■ **PROBLEM TO WORK ON**
Each entry below should be reproduced character for character.

☆ ☆ ☆

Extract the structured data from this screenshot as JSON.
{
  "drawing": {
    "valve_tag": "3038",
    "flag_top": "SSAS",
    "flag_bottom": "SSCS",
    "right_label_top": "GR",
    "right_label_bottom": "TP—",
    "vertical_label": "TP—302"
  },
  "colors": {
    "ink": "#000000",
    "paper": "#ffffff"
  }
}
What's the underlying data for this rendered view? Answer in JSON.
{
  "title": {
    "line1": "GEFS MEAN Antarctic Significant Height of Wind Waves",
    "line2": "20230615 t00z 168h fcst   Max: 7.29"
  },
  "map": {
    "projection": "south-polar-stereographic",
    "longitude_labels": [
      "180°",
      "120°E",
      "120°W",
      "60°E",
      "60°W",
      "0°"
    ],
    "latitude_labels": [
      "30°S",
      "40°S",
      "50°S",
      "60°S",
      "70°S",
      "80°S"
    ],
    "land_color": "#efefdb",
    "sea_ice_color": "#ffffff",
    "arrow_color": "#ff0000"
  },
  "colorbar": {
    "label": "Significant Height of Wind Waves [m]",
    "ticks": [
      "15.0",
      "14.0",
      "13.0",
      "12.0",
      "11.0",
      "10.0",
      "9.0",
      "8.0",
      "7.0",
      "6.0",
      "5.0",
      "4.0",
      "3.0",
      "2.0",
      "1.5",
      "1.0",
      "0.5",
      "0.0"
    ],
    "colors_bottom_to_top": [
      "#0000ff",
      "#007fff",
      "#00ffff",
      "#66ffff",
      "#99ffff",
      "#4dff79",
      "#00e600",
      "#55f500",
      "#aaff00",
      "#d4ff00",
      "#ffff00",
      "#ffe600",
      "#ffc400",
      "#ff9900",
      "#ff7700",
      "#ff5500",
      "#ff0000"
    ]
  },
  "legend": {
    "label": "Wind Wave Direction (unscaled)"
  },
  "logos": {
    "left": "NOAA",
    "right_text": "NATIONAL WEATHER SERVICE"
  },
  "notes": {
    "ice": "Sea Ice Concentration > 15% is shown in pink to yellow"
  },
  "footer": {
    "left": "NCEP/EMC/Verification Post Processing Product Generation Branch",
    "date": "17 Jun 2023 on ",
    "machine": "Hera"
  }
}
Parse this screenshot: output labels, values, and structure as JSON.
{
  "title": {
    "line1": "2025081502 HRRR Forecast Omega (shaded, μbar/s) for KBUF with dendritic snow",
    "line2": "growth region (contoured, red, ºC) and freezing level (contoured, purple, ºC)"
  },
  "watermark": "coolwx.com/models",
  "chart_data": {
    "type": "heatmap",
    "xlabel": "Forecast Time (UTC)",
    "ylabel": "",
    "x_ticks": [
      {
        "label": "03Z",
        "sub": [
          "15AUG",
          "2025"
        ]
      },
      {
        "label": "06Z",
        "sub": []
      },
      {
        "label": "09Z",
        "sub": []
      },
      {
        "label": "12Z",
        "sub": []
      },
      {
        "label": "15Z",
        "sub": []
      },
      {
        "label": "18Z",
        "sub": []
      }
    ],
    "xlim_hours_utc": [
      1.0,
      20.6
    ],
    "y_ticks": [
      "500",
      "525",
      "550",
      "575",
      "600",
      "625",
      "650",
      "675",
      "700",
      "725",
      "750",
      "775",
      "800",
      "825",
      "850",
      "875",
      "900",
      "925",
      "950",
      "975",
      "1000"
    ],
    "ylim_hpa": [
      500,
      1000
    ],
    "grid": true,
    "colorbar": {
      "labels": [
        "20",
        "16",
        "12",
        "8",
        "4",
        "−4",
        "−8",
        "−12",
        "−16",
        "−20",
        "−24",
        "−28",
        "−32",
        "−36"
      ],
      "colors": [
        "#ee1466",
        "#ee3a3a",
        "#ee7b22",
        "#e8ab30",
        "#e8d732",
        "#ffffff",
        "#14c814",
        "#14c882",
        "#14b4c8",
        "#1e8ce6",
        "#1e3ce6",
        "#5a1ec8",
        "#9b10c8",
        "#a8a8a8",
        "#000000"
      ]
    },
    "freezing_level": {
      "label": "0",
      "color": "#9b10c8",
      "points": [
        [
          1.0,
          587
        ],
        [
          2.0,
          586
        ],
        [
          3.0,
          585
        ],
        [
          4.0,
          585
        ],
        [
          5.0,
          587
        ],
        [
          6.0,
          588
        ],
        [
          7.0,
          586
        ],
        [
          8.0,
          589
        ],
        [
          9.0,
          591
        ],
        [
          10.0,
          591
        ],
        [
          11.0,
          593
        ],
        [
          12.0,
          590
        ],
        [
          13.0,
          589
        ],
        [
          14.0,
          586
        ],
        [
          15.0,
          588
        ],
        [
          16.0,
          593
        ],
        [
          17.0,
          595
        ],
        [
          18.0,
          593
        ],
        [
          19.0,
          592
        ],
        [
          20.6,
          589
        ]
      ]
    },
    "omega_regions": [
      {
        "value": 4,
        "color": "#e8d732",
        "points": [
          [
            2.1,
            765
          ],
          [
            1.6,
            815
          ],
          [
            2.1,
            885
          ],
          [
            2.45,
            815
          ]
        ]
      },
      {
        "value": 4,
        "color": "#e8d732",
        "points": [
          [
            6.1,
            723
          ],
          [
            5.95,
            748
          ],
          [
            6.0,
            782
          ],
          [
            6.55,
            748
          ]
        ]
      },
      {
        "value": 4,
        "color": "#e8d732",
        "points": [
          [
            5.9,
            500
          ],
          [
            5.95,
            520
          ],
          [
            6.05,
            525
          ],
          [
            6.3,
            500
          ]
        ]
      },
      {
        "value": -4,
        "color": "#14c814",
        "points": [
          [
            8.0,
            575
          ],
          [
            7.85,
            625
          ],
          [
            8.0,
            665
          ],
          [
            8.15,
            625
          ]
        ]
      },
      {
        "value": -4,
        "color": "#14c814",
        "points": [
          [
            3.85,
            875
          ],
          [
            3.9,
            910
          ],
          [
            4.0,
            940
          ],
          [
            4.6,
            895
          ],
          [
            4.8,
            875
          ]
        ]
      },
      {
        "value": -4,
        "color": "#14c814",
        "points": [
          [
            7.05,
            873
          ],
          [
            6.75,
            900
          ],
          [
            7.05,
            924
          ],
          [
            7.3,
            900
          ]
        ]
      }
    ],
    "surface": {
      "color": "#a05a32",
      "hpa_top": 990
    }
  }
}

☆ ☆ ☆

■ **RESPONSE TO THE TASK**
Extract the structured data from this screenshot as JSON.
{
  "drawing": {
    "valve_tag": "3038",
    "flag_top": "SSAS",
    "flag_bottom": "SSCS",
    "right_label_top": "GR",
    "right_label_bottom": "TP—",
    "vertical_label": "TP—302"
  },
  "colors": {
    "ink": "#000000",
    "paper": "#ffffff"
  }
}
What's the underlying data for this rendered view? Answer in JSON.
{
  "title": {
    "line1": "GEFS MEAN Antarctic Significant Height of Wind Waves",
    "line2": "20230615 t00z 168h fcst   Max: 7.29"
  },
  "map": {
    "projection": "south-polar-stereographic",
    "longitude_labels": [
      "180°",
      "120°E",
      "120°W",
      "60°E",
      "60°W",
      "0°"
    ],
    "latitude_labels": [
      "30°S",
      "40°S",
      "50°S",
      "60°S",
      "70°S",
      "80°S"
    ],
    "land_color": "#efefdb",
    "sea_ice_color": "#ffffff",
    "arrow_color": "#ff0000"
  },
  "colorbar": {
    "label": "Significant Height of Wind Waves [m]",
    "ticks": [
      "15.0",
      "14.0",
      "13.0",
      "12.0",
      "11.0",
      "10.0",
      "9.0",
      "8.0",
      "7.0",
      "6.0",
      "5.0",
      "4.0",
      "3.0",
      "2.0",
      "1.5",
      "1.0",
      "0.5",
      "0.0"
    ],
    "colors_bottom_to_top": [
      "#0000ff",
      "#007fff",
      "#00ffff",
      "#66ffff",
      "#99ffff",
      "#4dff79",
      "#00e600",
      "#55f500",
      "#aaff00",
      "#d4ff00",
      "#ffff00",
      "#ffe600",
      "#ffc400",
      "#ff9900",
      "#ff7700",
      "#ff5500",
      "#ff0000"
    ]
  },
  "legend": {
    "label": "Wind Wave Direction (unscaled)"
  },
  "logos": {
    "left": "NOAA",
    "right_text": "NATIONAL WEATHER SERVICE"
  },
  "notes": {
    "ice": "Sea Ice Concentration > 15% is shown in pink to yellow"
  },
  "footer": {
    "left": "NCEP/EMC/Verification Post Processing Product Generation Branch",
    "date": "17 Jun 2023 on ",
    "machine": "Hera"
  }
}
Parse this screenshot: output labels, values, and structure as JSON.
{
  "title": {
    "line1": "2025081502 HRRR Forecast Omega (shaded, μbar/s) for KBUF with dendritic snow",
    "line2": "growth region (contoured, red, ºC) and freezing level (contoured, purple, ºC)"
  },
  "watermark": "coolwx.com/models",
  "chart_data": {
    "type": "heatmap",
    "xlabel": "Forecast Time (UTC)",
    "ylabel": "",
    "x_ticks": [
      {
        "label": "03Z",
        "sub": [
          "15AUG",
          "2025"
        ]
      },
      {
        "label": "06Z",
        "sub": []
      },
      {
        "label": "09Z",
        "sub": []
      },
      {
        "label": "12Z",
        "sub": []
      },
      {
        "label": "15Z",
        "sub": []
      },
      {
        "label": "18Z",
        "sub": []
      }
    ],
    "xlim_hours_utc": [
      1.0,
      20.6
    ],
    "y_ticks": [
      "500",
      "525",
      "550",
      "575",
      "600",
      "625",
      "650",
      "675",
      "700",
      "725",
      "750",
      "775",
      "800",
      "825",
      "850",
      "875",
      "900",
      "925",
      "950",
      "975",
      "1000"
    ],
    "ylim_hpa": [
      500,
      1000
    ],
    "grid": true,
    "colorbar": {
      "labels": [
        "20",
        "16",
        "12",
        "8",
        "4",
        "−4",
        "−8",
        "−12",
        "−16",
        "−20",
        "−24",
        "−28",
        "−32",
        "−36"
      ],
      "colors": [
        "#ee1466",
        "#ee3a3a",
        "#ee7b22",
        "#e8ab30",
        "#e8d732",
        "#ffffff",
        "#14c814",
        "#14c882",
        "#14b4c8",
        "#1e8ce6",
        "#1e3ce6",
        "#5a1ec8",
        "#9b10c8",
        "#a8a8a8",
        "#000000"
      ]
    },
    "freezing_level": {
      "label": "0",
      "color": "#9b10c8",
      "points": [
        [
          1.0,
          587
        ],
        [
          2.0,
          586
        ],
        [
          3.0,
          585
        ],
        [
          4.0,
          585
        ],
        [
          5.0,
          587
        ],
        [
          6.0,
          588
        ],
        [
          7.0,
          586
        ],
        [
          8.0,
          589
        ],
        [
          9.0,
          591
        ],
        [
          10.0,
          591
        ],
        [
          11.0,
          593
        ],
        [
          12.0,
          590
        ],
        [
          13.0,
          589
        ],
        [
          14.0,
          586
        ],
        [
          15.0,
          588
        ],
        [
          16.0,
          593
        ],
        [
          17.0,
          595
        ],
        [
          18.0,
          593
        ],
        [
          19.0,
          592
        ],
        [
          20.6,
          589
        ]
      ]
    },
    "omega_regions": [
      {
        "value": 4,
        "color": "#e8d732",
        "points": [
          [
            2.1,
            765
          ],
          [
            1.6,
            815
          ],
          [
            2.1,
            885
          ],
          [
            2.45,
            815
          ]
        ]
      },
      {
        "value": 4,
        "color": "#e8d732",
        "points": [
          [
            6.1,
            723
          ],
          [
            5.95,
            748
          ],
          [
            6.0,
            782
          ],
          [
            6.55,
            748
          ]
        ]
      },
      {
        "value": 4,
        "color": "#e8d732",
        "points": [
          [
            5.9,
            500
          ],
          [
            5.95,
            520
          ],
          [
            6.05,
            525
          ],
          [
            6.3,
            500
          ]
        ]
      },
      {
        "value": -4,
        "color": "#14c814",
        "points": [
          [
            8.0,
            575
          ],
          [
            7.85,
            625
          ],
          [
            8.0,
            665
          ],
          [
            8.15,
            625
          ]
        ]
      },
      {
        "value": -4,
        "color": "#14c814",
        "points": [
          [
            3.85,
            875
          ],
          [
            3.9,
            910
          ],
          [
            4.0,
            940
          ],
          [
            4.6,
            895
          ],
          [
            4.8,
            875
          ]
        ]
      },
      {
        "value": -4,
        "color": "#14c814",
        "points": [
          [
            7.05,
            873
          ],
          [
            6.75,
            900
          ],
          [
            7.05,
            924
          ],
          [
            7.3,
            900
          ]
        ]
      }
    ],
    "surface": {
      "color": "#a05a32",
      "hpa_top": 990
    }
  }
}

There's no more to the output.